Records about charts and figures
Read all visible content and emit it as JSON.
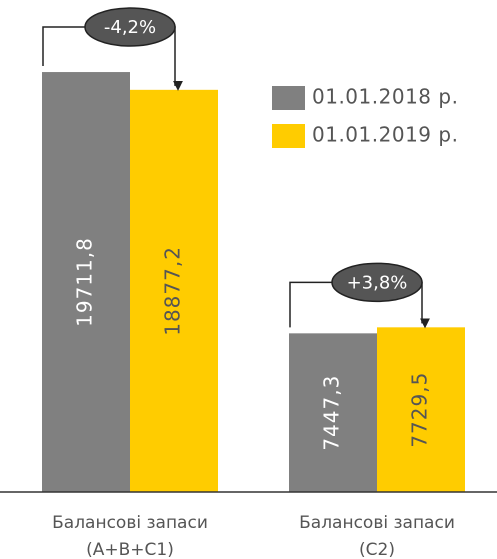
{
  "chart_data": {
    "type": "bar",
    "categories": [
      "Балансові запаси (A+B+C1)",
      "Балансові запаси (C2)"
    ],
    "series": [
      {
        "name": "01.01.2018 р.",
        "color": "#808080",
        "values": [
          19711.8,
          7447.3
        ],
        "value_labels": [
          "19711,8",
          "7447,3"
        ]
      },
      {
        "name": "01.01.2019 р.",
        "color": "#ffcc00",
        "values": [
          18877.2,
          7729.5
        ],
        "value_labels": [
          "18877,2",
          "7729,5"
        ]
      }
    ],
    "annotations": [
      "-4,2%",
      "+3,8%"
    ],
    "ylim": [
      0,
      23000
    ],
    "legend": "upper right"
  }
}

# [EXERCISE REQUIREMENTS]
Print all of the entries word for word. Skip any images they contain.

# [THE ANSWER]
Read all visible content and emit it as JSON.
{
  "chart_data": {
    "type": "bar",
    "categories": [
      "Балансові запаси (A+B+C1)",
      "Балансові запаси (C2)"
    ],
    "series": [
      {
        "name": "01.01.2018 р.",
        "color": "#808080",
        "values": [
          19711.8,
          7447.3
        ],
        "value_labels": [
          "19711,8",
          "7447,3"
        ]
      },
      {
        "name": "01.01.2019 р.",
        "color": "#ffcc00",
        "values": [
          18877.2,
          7729.5
        ],
        "value_labels": [
          "18877,2",
          "7729,5"
        ]
      }
    ],
    "annotations": [
      "-4,2%",
      "+3,8%"
    ],
    "ylim": [
      0,
      23000
    ],
    "legend": "upper right"
  }
}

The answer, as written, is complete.